EXERCISE INSTRUCTIONS:
Count how many lines of the material hold "title". Respond with that number alone.

Records that describe figures:
================

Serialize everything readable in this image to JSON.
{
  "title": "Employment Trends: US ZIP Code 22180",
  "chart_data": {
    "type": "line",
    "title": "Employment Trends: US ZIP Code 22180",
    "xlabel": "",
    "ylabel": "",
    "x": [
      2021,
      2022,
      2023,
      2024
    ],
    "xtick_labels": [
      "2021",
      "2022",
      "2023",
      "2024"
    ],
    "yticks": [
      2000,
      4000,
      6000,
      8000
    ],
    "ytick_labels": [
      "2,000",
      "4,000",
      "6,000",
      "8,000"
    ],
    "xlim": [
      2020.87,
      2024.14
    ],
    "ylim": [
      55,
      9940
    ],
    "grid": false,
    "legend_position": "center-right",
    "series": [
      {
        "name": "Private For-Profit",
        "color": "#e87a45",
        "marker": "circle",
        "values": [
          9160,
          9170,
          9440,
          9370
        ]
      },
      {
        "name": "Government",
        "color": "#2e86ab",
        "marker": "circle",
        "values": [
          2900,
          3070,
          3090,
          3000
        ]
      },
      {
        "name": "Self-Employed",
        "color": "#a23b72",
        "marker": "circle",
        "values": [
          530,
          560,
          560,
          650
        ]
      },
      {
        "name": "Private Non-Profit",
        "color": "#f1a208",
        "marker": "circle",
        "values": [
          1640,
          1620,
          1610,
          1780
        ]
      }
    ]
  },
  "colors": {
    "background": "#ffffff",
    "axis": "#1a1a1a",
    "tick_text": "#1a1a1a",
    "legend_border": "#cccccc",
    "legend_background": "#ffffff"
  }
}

================

ANSWER TO THIS TASK:
2